**WHAT IS BEING ASKED:**
From the listing below, pull out every line where the string "Rabbit" appears.

**PROVIDED INFORMATION:**

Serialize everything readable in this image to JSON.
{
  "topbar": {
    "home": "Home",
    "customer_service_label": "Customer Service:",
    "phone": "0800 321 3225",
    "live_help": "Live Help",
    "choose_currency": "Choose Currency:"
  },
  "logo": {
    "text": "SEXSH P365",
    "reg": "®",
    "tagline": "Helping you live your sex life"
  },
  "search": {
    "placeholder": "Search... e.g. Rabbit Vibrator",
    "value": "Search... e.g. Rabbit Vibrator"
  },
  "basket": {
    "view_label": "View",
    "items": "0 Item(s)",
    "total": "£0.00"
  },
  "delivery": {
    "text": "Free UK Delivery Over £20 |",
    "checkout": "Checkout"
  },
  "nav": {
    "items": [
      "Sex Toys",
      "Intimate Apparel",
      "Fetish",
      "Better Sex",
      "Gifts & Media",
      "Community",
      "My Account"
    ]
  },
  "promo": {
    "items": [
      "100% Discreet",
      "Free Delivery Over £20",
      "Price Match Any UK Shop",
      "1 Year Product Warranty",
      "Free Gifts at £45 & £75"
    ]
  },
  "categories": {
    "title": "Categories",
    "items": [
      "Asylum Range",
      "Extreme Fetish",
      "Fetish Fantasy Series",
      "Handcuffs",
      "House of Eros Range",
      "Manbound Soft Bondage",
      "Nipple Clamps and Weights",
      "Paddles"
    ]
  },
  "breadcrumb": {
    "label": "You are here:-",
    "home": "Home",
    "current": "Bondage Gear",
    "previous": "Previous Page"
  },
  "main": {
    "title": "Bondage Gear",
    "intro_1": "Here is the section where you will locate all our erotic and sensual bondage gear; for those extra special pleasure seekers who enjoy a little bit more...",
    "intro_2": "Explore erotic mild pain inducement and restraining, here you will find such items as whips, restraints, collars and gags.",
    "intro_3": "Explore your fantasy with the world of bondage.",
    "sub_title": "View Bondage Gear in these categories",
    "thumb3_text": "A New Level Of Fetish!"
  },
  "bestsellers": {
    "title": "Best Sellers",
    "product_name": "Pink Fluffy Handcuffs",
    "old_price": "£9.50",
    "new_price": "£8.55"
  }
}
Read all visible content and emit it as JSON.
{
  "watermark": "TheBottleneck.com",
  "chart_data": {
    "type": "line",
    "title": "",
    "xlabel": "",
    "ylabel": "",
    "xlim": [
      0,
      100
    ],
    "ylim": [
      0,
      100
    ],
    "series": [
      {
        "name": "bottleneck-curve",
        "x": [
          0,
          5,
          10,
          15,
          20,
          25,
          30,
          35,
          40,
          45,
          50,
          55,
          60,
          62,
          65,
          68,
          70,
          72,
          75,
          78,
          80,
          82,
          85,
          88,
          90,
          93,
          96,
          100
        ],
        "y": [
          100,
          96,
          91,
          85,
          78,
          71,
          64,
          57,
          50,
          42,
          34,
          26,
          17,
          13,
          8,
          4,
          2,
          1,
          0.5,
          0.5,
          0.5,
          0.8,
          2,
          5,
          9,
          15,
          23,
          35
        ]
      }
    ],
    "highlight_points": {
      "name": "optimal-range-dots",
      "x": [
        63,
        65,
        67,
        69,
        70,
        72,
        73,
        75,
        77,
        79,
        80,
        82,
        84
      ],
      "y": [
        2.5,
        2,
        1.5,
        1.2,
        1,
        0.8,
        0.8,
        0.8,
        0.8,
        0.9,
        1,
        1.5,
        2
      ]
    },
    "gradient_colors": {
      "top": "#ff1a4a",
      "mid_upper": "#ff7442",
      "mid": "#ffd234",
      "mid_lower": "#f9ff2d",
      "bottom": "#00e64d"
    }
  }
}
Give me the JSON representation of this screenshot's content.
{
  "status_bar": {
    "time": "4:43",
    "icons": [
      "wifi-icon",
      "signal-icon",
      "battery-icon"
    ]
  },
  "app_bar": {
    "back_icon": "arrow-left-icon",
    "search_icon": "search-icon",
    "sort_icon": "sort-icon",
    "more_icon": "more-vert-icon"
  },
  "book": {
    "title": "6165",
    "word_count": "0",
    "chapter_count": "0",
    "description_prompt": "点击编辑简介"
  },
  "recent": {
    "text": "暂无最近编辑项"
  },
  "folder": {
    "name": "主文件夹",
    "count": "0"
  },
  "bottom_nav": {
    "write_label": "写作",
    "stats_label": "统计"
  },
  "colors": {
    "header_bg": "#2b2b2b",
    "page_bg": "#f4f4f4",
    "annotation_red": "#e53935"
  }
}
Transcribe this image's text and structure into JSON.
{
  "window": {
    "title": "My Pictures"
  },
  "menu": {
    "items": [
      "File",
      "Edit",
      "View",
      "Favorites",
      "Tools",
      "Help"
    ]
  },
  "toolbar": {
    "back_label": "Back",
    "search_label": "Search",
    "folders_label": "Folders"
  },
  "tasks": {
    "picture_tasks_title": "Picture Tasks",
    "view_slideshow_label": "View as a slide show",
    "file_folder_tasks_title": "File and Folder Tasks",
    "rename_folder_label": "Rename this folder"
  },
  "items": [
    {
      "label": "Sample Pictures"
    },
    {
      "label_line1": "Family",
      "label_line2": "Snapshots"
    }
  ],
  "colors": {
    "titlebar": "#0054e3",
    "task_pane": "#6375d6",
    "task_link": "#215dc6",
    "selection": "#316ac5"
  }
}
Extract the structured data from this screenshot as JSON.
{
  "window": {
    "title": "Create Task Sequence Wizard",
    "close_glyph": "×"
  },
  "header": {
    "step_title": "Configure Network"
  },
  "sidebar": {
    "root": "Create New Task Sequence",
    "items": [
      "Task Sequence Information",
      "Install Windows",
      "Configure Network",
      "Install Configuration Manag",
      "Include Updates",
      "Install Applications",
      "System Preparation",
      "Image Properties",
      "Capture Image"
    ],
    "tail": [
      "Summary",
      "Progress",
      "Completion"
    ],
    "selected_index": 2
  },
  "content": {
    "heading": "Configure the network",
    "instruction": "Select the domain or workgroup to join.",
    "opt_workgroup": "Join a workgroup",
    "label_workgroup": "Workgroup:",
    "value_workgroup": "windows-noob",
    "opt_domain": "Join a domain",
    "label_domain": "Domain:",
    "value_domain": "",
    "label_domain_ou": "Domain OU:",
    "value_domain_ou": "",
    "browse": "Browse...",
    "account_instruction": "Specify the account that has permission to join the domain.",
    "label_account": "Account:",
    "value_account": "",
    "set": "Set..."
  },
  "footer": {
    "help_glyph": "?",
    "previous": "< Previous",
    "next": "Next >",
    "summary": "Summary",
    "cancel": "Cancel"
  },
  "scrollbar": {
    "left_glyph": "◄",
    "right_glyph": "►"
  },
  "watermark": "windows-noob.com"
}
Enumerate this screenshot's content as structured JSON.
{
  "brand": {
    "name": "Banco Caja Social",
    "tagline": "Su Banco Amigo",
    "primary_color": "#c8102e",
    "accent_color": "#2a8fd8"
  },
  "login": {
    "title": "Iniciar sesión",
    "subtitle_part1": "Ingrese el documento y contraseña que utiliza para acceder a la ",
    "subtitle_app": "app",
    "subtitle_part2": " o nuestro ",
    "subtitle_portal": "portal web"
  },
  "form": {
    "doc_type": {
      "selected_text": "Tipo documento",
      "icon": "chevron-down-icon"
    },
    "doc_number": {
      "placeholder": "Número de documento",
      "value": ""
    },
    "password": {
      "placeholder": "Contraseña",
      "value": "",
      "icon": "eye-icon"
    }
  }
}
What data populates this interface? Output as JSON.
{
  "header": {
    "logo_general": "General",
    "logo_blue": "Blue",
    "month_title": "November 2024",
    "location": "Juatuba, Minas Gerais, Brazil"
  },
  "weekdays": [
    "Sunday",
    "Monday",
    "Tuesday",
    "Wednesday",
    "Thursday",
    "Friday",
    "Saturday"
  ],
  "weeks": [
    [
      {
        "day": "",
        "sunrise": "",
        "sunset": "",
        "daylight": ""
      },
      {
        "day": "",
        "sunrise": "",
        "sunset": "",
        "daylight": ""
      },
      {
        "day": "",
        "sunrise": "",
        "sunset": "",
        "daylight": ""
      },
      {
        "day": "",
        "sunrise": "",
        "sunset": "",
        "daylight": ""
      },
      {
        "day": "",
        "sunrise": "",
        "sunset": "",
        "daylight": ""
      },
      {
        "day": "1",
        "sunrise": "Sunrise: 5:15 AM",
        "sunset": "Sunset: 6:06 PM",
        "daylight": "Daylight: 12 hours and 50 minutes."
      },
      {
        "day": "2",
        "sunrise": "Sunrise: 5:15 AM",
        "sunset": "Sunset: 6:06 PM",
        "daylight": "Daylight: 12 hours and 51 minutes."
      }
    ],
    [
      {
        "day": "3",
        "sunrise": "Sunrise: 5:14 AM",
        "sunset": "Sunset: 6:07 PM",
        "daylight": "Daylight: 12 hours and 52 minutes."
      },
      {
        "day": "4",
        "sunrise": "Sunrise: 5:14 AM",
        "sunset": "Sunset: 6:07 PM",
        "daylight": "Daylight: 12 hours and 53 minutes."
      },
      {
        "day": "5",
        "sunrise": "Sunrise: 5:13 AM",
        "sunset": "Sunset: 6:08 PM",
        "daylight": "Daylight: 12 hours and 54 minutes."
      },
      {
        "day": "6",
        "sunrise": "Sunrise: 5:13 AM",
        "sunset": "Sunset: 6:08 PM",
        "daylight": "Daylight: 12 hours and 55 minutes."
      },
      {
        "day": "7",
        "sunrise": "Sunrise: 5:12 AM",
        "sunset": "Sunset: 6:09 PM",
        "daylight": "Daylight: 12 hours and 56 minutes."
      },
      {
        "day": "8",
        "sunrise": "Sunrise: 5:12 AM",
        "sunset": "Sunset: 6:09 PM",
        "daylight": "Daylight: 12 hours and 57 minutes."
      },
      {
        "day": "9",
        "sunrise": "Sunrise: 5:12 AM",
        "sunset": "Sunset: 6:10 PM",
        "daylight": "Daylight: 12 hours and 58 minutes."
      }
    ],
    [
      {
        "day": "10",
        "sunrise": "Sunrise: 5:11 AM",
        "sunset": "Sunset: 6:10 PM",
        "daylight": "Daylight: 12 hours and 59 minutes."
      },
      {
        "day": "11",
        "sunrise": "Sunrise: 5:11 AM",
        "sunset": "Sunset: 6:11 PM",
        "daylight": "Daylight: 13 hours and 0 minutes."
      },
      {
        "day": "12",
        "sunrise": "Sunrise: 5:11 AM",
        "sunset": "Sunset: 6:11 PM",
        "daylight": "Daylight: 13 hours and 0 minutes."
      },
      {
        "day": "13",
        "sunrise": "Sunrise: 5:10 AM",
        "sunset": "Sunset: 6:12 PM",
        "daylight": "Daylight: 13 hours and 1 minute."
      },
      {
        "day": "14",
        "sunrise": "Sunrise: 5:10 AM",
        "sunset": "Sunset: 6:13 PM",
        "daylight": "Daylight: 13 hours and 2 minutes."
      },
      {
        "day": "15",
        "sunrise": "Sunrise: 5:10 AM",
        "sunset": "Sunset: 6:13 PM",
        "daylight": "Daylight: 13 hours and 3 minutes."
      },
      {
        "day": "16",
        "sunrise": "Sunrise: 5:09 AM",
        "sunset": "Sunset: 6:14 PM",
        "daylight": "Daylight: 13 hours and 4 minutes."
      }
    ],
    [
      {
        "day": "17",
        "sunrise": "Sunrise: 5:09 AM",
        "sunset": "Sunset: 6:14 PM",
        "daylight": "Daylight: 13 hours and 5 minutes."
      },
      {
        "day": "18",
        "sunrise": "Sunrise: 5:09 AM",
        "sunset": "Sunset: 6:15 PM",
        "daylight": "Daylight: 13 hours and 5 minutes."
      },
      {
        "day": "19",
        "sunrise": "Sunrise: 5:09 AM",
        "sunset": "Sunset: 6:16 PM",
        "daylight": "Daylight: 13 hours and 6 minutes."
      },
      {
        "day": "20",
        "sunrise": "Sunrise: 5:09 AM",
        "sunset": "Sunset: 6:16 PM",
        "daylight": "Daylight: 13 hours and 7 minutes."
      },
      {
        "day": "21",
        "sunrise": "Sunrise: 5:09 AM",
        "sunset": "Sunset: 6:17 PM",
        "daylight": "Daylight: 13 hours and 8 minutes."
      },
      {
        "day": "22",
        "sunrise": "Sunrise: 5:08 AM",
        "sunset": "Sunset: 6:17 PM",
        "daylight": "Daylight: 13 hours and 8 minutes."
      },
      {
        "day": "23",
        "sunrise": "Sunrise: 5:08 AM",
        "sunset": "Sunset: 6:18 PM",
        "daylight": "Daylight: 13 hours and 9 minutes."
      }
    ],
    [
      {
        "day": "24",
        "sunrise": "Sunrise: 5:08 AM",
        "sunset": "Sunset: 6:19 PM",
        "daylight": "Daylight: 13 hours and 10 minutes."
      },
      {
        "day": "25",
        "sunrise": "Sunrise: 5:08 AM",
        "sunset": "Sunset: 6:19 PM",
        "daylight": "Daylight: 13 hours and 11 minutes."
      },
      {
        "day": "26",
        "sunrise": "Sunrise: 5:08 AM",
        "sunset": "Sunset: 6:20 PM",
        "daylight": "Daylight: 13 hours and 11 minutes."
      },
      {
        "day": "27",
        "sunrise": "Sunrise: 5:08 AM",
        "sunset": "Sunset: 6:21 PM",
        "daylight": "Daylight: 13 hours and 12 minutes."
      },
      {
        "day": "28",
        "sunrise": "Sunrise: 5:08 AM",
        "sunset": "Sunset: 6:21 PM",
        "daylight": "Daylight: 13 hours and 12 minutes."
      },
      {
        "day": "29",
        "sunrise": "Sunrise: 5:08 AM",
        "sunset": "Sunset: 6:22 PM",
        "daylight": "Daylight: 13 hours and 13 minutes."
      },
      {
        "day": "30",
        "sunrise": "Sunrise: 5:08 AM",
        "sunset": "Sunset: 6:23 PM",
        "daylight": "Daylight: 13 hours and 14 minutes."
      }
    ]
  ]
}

**RESPONSE TO THIS EXERCISE:**
    "placeholder": "Search... e.g. Rabbit Vibrator",
    "value": "Search... e.g. Rabbit Vibrator"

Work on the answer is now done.